# WHAT YOU NEED TO DO:
Each record needs to be echoed exactly; can you do that?

--- START OF DATA EXTRACT ---

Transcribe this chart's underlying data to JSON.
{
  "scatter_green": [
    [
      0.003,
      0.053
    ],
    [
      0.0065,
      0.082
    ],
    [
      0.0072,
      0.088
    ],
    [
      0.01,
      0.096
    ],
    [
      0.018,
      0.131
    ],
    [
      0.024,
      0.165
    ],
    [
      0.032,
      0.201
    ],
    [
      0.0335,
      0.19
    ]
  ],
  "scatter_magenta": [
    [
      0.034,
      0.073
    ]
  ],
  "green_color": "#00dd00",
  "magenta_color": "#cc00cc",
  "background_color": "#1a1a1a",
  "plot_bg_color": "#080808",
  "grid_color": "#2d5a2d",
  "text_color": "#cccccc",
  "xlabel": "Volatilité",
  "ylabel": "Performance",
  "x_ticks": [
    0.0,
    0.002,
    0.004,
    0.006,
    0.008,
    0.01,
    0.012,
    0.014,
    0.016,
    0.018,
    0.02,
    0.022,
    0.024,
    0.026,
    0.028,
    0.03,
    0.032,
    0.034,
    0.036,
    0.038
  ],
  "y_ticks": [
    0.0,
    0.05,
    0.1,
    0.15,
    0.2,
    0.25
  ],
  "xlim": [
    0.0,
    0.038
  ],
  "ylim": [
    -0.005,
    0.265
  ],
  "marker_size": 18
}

--- END OF DATA EXTRACT ---

# CORRECT ANSWER:
Transcribe this chart's underlying data to JSON.
{
  "scatter_green": [
    [
      0.003,
      0.053
    ],
    [
      0.0065,
      0.082
    ],
    [
      0.0072,
      0.088
    ],
    [
      0.01,
      0.096
    ],
    [
      0.018,
      0.131
    ],
    [
      0.024,
      0.165
    ],
    [
      0.032,
      0.201
    ],
    [
      0.0335,
      0.19
    ]
  ],
  "scatter_magenta": [
    [
      0.034,
      0.073
    ]
  ],
  "green_color": "#00dd00",
  "magenta_color": "#cc00cc",
  "background_color": "#1a1a1a",
  "plot_bg_color": "#080808",
  "grid_color": "#2d5a2d",
  "text_color": "#cccccc",
  "xlabel": "Volatilité",
  "ylabel": "Performance",
  "x_ticks": [
    0.0,
    0.002,
    0.004,
    0.006,
    0.008,
    0.01,
    0.012,
    0.014,
    0.016,
    0.018,
    0.02,
    0.022,
    0.024,
    0.026,
    0.028,
    0.03,
    0.032,
    0.034,
    0.036,
    0.038
  ],
  "y_ticks": [
    0.0,
    0.05,
    0.1,
    0.15,
    0.2,
    0.25
  ],
  "xlim": [
    0.0,
    0.038
  ],
  "ylim": [
    -0.005,
    0.265
  ],
  "marker_size": 18
}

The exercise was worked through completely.